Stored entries
^^^^^^^^^^^^^^^^
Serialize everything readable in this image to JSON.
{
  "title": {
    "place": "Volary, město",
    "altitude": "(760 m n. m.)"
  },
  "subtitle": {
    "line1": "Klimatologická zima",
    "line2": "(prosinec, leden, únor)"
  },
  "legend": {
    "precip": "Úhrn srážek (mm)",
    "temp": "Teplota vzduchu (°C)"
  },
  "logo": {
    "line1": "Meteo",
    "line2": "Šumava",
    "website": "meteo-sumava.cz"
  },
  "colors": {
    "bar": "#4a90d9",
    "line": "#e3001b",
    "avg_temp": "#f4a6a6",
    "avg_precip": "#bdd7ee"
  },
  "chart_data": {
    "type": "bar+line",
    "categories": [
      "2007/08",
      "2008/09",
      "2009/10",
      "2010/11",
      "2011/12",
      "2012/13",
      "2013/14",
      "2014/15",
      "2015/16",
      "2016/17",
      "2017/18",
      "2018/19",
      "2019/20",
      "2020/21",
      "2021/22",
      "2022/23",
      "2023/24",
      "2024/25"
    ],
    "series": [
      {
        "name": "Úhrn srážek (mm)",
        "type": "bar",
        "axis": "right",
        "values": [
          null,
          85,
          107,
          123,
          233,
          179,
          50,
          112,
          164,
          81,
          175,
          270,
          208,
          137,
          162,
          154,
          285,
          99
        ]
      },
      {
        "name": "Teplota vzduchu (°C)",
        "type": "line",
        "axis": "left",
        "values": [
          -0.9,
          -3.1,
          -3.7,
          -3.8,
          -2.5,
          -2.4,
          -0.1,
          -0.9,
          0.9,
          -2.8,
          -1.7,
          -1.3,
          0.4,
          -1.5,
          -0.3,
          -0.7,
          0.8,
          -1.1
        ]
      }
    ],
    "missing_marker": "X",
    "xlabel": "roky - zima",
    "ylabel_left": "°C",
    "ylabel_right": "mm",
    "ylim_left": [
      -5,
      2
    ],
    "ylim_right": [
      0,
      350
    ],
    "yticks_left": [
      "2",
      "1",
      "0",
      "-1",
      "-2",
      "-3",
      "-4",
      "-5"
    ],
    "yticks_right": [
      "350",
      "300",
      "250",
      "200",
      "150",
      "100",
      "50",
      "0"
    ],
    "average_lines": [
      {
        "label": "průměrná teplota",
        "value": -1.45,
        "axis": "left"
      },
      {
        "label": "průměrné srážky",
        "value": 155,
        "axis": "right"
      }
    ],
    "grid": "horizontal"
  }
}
^^^^^^^^^^^^^^^^
The entries above must be returned exactly.

→ Solution for this problem:
Serialize everything readable in this image to JSON.
{
  "title": {
    "place": "Volary, město",
    "altitude": "(760 m n. m.)"
  },
  "subtitle": {
    "line1": "Klimatologická zima",
    "line2": "(prosinec, leden, únor)"
  },
  "legend": {
    "precip": "Úhrn srážek (mm)",
    "temp": "Teplota vzduchu (°C)"
  },
  "logo": {
    "line1": "Meteo",
    "line2": "Šumava",
    "website": "meteo-sumava.cz"
  },
  "colors": {
    "bar": "#4a90d9",
    "line": "#e3001b",
    "avg_temp": "#f4a6a6",
    "avg_precip": "#bdd7ee"
  },
  "chart_data": {
    "type": "bar+line",
    "categories": [
      "2007/08",
      "2008/09",
      "2009/10",
      "2010/11",
      "2011/12",
      "2012/13",
      "2013/14",
      "2014/15",
      "2015/16",
      "2016/17",
      "2017/18",
      "2018/19",
      "2019/20",
      "2020/21",
      "2021/22",
      "2022/23",
      "2023/24",
      "2024/25"
    ],
    "series": [
      {
        "name": "Úhrn srážek (mm)",
        "type": "bar",
        "axis": "right",
        "values": [
          null,
          85,
          107,
          123,
          233,
          179,
          50,
          112,
          164,
          81,
          175,
          270,
          208,
          137,
          162,
          154,
          285,
          99
        ]
      },
      {
        "name": "Teplota vzduchu (°C)",
        "type": "line",
        "axis": "left",
        "values": [
          -0.9,
          -3.1,
          -3.7,
          -3.8,
          -2.5,
          -2.4,
          -0.1,
          -0.9,
          0.9,
          -2.8,
          -1.7,
          -1.3,
          0.4,
          -1.5,
          -0.3,
          -0.7,
          0.8,
          -1.1
        ]
      }
    ],
    "missing_marker": "X",
    "xlabel": "roky - zima",
    "ylabel_left": "°C",
    "ylabel_right": "mm",
    "ylim_left": [
      -5,
      2
    ],
    "ylim_right": [
      0,
      350
    ],
    "yticks_left": [
      "2",
      "1",
      "0",
      "-1",
      "-2",
      "-3",
      "-4",
      "-5"
    ],
    "yticks_right": [
      "350",
      "300",
      "250",
      "200",
      "150",
      "100",
      "50",
      "0"
    ],
    "average_lines": [
      {
        "label": "průměrná teplota",
        "value": -1.45,
        "axis": "left"
      },
      {
        "label": "průměrné srážky",
        "value": 155,
        "axis": "right"
      }
    ],
    "grid": "horizontal"
  }
}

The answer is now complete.